Supplied records
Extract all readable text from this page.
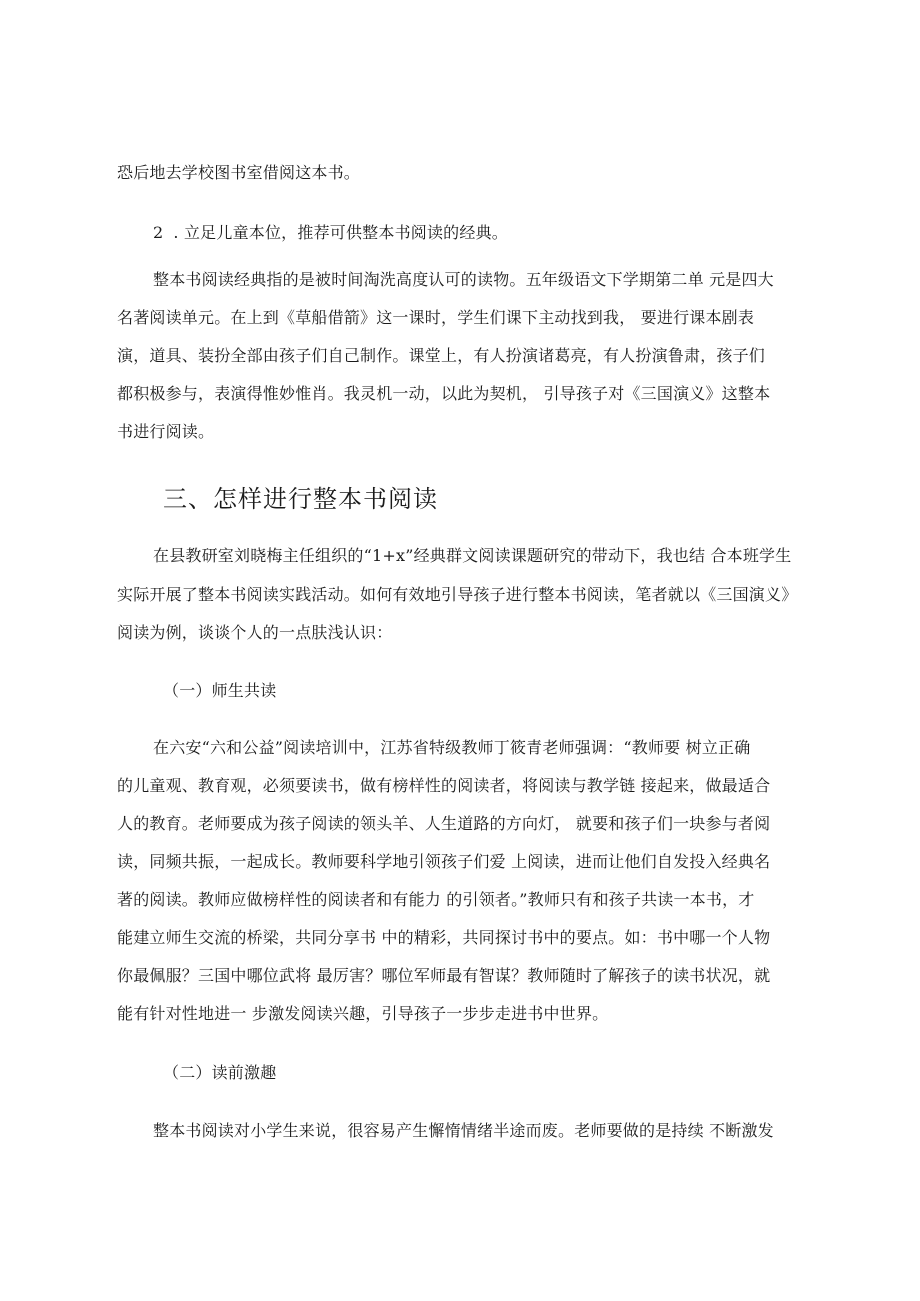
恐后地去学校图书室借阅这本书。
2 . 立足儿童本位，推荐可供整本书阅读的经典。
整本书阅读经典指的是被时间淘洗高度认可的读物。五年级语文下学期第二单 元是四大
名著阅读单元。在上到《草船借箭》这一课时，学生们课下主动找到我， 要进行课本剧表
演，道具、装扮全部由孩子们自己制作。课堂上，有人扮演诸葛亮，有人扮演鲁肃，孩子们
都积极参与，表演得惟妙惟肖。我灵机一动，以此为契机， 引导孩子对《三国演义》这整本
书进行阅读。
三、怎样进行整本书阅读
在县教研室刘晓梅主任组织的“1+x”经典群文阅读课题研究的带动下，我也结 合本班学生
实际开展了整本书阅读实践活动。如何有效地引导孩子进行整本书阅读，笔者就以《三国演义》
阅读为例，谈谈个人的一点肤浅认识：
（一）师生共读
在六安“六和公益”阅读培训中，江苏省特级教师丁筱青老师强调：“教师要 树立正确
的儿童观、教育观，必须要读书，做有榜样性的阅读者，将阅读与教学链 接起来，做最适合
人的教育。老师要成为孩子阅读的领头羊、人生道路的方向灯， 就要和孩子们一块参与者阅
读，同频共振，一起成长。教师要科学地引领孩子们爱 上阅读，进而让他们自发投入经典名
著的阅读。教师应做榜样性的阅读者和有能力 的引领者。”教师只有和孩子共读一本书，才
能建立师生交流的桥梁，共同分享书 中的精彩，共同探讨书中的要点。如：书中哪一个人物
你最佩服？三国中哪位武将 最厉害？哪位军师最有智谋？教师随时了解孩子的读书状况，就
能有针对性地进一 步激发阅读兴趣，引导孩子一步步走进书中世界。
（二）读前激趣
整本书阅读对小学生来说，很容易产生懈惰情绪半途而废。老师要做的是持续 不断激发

...

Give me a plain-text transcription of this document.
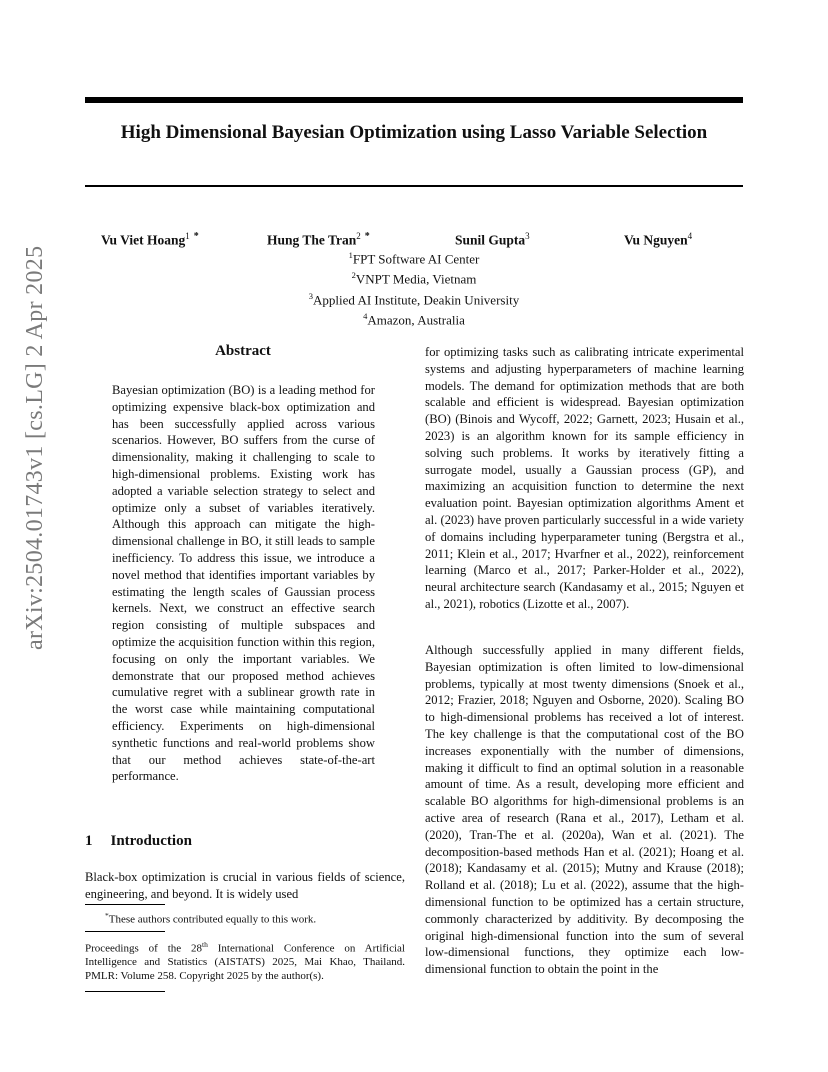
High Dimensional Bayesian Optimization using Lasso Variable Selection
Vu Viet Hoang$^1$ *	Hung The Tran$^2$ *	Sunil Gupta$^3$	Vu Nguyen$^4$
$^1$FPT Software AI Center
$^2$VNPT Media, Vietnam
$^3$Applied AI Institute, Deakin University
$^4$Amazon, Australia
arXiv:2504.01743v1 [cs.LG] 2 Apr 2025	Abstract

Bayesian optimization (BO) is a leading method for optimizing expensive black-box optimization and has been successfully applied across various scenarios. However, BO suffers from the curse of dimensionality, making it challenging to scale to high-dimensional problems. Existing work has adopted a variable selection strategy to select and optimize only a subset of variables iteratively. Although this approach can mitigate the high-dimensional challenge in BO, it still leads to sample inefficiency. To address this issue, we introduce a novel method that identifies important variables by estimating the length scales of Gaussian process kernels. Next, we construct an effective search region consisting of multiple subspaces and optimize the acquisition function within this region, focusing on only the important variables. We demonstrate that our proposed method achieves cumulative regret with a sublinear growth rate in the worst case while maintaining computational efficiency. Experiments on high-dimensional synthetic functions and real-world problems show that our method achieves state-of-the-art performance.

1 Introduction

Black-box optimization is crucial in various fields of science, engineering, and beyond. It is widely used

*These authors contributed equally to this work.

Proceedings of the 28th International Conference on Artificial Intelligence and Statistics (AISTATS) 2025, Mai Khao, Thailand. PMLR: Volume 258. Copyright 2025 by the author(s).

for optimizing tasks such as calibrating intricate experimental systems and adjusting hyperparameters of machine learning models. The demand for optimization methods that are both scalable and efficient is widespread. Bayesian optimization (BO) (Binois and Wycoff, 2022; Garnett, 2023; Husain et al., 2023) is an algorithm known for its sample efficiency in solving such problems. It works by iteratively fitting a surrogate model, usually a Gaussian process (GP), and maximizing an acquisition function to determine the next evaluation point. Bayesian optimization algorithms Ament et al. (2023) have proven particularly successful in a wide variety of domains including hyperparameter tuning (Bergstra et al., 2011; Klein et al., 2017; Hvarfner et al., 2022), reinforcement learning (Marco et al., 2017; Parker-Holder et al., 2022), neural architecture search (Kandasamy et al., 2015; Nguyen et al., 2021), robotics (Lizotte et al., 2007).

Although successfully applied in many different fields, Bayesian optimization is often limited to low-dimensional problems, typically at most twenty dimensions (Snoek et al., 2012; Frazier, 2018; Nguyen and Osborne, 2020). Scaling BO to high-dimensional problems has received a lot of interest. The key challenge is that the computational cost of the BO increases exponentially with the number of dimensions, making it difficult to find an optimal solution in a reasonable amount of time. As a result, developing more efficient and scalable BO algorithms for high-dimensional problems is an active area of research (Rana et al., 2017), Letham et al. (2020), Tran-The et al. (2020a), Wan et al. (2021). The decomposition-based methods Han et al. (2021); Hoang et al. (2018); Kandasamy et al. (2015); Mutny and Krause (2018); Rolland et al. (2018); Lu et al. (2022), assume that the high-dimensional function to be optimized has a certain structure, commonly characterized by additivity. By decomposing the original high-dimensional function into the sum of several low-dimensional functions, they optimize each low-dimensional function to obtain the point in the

Problem to work on
Say how many lines have the string "三国演义" in them, offering no words beyond the number.

Result for this exercise
2